## begin Records for this task

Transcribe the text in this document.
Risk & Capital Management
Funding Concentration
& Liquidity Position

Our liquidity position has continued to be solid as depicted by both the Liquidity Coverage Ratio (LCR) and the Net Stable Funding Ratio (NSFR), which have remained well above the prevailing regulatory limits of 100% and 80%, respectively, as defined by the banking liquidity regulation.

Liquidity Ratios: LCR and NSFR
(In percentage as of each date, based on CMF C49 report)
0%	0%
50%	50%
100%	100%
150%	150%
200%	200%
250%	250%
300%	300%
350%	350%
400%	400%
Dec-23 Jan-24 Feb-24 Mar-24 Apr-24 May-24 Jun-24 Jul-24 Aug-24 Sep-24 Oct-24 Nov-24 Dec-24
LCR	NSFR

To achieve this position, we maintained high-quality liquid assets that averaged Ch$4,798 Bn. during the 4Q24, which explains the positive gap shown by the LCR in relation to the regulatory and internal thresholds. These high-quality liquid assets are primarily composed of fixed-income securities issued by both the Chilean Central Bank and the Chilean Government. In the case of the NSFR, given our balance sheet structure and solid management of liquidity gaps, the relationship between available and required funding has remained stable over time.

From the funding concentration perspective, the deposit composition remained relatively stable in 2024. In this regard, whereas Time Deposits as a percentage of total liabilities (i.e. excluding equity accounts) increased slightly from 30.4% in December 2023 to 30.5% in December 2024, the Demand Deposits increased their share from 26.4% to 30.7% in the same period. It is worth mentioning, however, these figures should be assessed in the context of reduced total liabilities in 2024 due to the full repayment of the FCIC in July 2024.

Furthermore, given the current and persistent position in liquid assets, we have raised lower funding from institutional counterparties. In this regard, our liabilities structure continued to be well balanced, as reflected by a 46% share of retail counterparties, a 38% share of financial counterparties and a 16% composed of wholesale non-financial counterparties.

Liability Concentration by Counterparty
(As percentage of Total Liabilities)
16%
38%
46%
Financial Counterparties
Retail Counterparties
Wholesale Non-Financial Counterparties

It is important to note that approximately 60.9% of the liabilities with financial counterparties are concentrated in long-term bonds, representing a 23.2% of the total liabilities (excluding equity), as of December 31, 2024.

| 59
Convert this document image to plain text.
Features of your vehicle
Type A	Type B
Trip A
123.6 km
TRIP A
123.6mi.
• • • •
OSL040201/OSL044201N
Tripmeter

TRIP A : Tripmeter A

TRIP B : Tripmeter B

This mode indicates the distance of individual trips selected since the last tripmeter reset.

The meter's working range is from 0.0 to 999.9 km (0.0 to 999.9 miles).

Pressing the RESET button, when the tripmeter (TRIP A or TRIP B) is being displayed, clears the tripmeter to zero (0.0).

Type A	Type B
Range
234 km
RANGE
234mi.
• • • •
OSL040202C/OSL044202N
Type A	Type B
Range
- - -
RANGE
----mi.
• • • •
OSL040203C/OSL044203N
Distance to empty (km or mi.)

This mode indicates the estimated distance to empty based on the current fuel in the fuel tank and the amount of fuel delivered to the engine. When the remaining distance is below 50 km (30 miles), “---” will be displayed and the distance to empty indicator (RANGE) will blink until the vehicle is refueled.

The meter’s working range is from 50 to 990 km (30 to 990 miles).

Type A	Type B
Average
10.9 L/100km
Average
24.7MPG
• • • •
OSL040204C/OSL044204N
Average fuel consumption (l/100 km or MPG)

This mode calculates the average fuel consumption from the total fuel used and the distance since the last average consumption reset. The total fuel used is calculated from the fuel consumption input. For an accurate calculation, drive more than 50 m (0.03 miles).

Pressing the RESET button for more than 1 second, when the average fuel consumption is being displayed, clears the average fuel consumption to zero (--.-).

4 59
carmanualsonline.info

## end Records for this task

Problem to work on
Which lines include the word "have"? List them all.

Solution
Our liquidity position has continued to be solid as depicted by both the Liquidity Coverage Ratio (LCR) and the Net Stable Funding Ratio (NSFR), which have remained well above the prevailing regulatory limits of 100% and 80%, respectively, as defined by the banking liquidity regulation.
Furthermore, given the current and persistent position in liquid assets, we have raised lower funding from institutional counterparties. In this regard, our liabilities structure continued to be well balanced, as reflected by a 46% share of retail counterparties, a 38% share of financial counterparties and a 16% composed of wholesale non-financial counterparties.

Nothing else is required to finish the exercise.